• **Work to complete**: Your task is to repeat all of the data exactly while excluding the pictures.

··· Record excerpts

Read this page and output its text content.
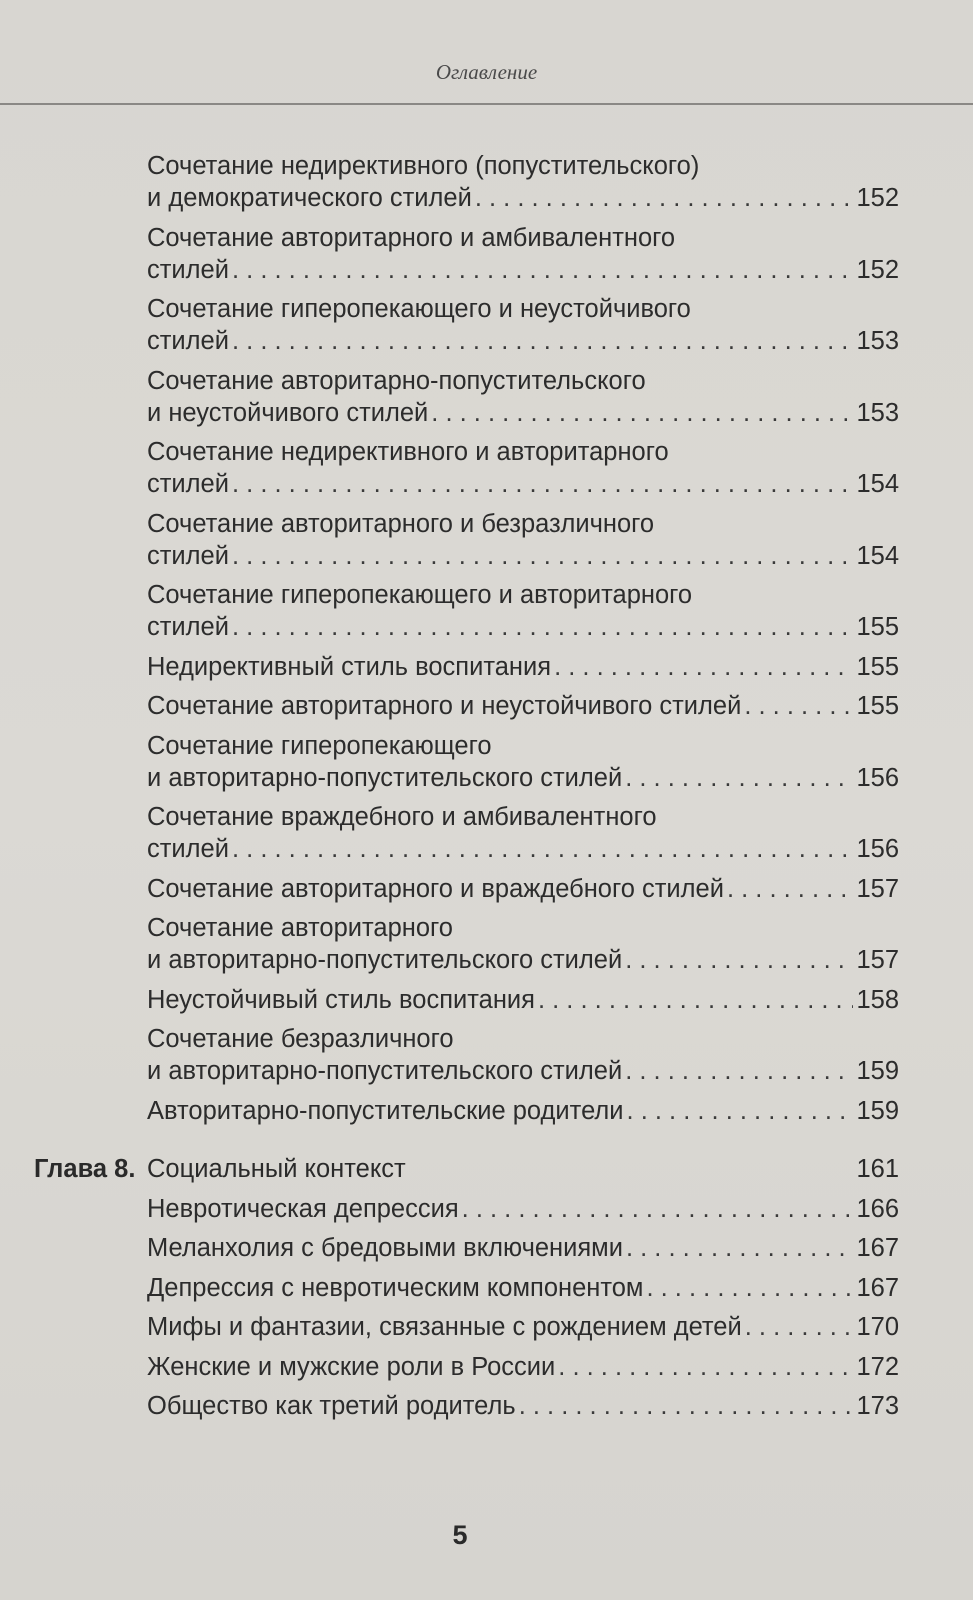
Оглавление
Сочетание недирективного (попустительского)
и демократического стилей . . .	152
Сочетание авторитарного и амбивалентного
стилей . . .	152
Сочетание гиперопекающего и неустойчивого
стилей . . .	153
Сочетание авторитарно-попустительского
и неустойчивого стилей . . .	153
Сочетание недирективного и авторитарного
стилей . . .	154
Сочетание авторитарного и безразличного
стилей . . .	154
Сочетание гиперопекающего и авторитарного
стилей . . .	155
Недирективный стиль воспитания . . .	155
Сочетание авторитарного и неустойчивого стилей . . .	155
Сочетание гиперопекающего
и авторитарно-попустительского стилей . . .	156
Сочетание враждебного и амбивалентного
стилей . . .	156
Сочетание авторитарного и враждебного стилей . . .	157
Сочетание авторитарного
и авторитарно-попустительского стилей . . .	157
Неустойчивый стиль воспитания . . .	158
Сочетание безразличного
и авторитарно-попустительского стилей . . .	159
Авторитарно-попустительские родители . . .	159
Глава 8. Социальный контекст	161
Невротическая депрессия . . .	166
Меланхолия с бредовыми включениями . . .	167
Депрессия с невротическим компонентом . . .	167
Мифы и фантазии, связанные с рождением детей . . .	170
Женские и мужские роли в России . . .	172
Общество как третий родитель . . .	173
5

······

• **Exercise output**:
Read this page and output its text content.
Оглавление
Сочетание недирективного (попустительского)
и демократического стилей . . .	152
Сочетание авторитарного и амбивалентного
стилей . . .	152
Сочетание гиперопекающего и неустойчивого
стилей . . .	153
Сочетание авторитарно-попустительского
и неустойчивого стилей . . .	153
Сочетание недирективного и авторитарного
стилей . . .	154
Сочетание авторитарного и безразличного
стилей . . .	154
Сочетание гиперопекающего и авторитарного
стилей . . .	155
Недирективный стиль воспитания . . .	155
Сочетание авторитарного и неустойчивого стилей . . .	155
Сочетание гиперопекающего
и авторитарно-попустительского стилей . . .	156
Сочетание враждебного и амбивалентного
стилей . . .	156
Сочетание авторитарного и враждебного стилей . . .	157
Сочетание авторитарного
и авторитарно-попустительского стилей . . .	157
Неустойчивый стиль воспитания . . .	158
Сочетание безразличного
и авторитарно-попустительского стилей . . .	159
Авторитарно-попустительские родители . . .	159
Глава 8. Социальный контекст	161
Невротическая депрессия . . .	166
Меланхолия с бредовыми включениями . . .	167
Депрессия с невротическим компонентом . . .	167
Мифы и фантазии, связанные с рождением детей . . .	170
Женские и мужские роли в России . . .	172
Общество как третий родитель . . .	173
5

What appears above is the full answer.